Transcribe the records below in full; pictures stay out of the copy.

########################################

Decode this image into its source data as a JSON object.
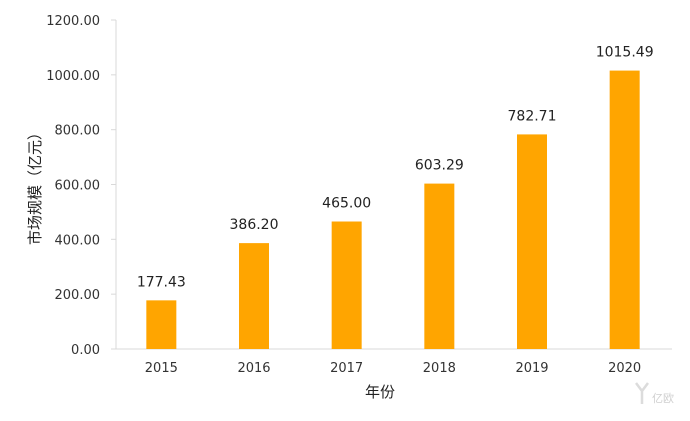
{
  "chart_data": {
    "type": "bar",
    "categories": [
      "2015",
      "2016",
      "2017",
      "2018",
      "2019",
      "2020"
    ],
    "values": [
      177.43,
      386.2,
      465.0,
      603.29,
      782.71,
      1015.49
    ],
    "value_labels": [
      "177.43",
      "386.20",
      "465.00",
      "603.29",
      "782.71",
      "1015.49"
    ],
    "xlabel": "年份",
    "ylabel": "市场规模（亿元）",
    "ylim": [
      0,
      1200
    ],
    "yticks": [
      0,
      200,
      400,
      600,
      800,
      1000,
      1200
    ],
    "ytick_labels": [
      "0.00",
      "200.00",
      "400.00",
      "600.00",
      "800.00",
      "1000.00",
      "1200.00"
    ],
    "grid": false,
    "bar_color": "#FFA500"
  },
  "watermark": {
    "text": "亿欧"
  }
}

########################################

* _Finished task_:
Decode this image into its source data as a JSON object.
{
  "chart_data": {
    "type": "bar",
    "categories": [
      "2015",
      "2016",
      "2017",
      "2018",
      "2019",
      "2020"
    ],
    "values": [
      177.43,
      386.2,
      465.0,
      603.29,
      782.71,
      1015.49
    ],
    "value_labels": [
      "177.43",
      "386.20",
      "465.00",
      "603.29",
      "782.71",
      "1015.49"
    ],
    "xlabel": "年份",
    "ylabel": "市场规模（亿元）",
    "ylim": [
      0,
      1200
    ],
    "yticks": [
      0,
      200,
      400,
      600,
      800,
      1000,
      1200
    ],
    "ytick_labels": [
      "0.00",
      "200.00",
      "400.00",
      "600.00",
      "800.00",
      "1000.00",
      "1200.00"
    ],
    "grid": false,
    "bar_color": "#FFA500"
  },
  "watermark": {
    "text": "亿欧"
  }
}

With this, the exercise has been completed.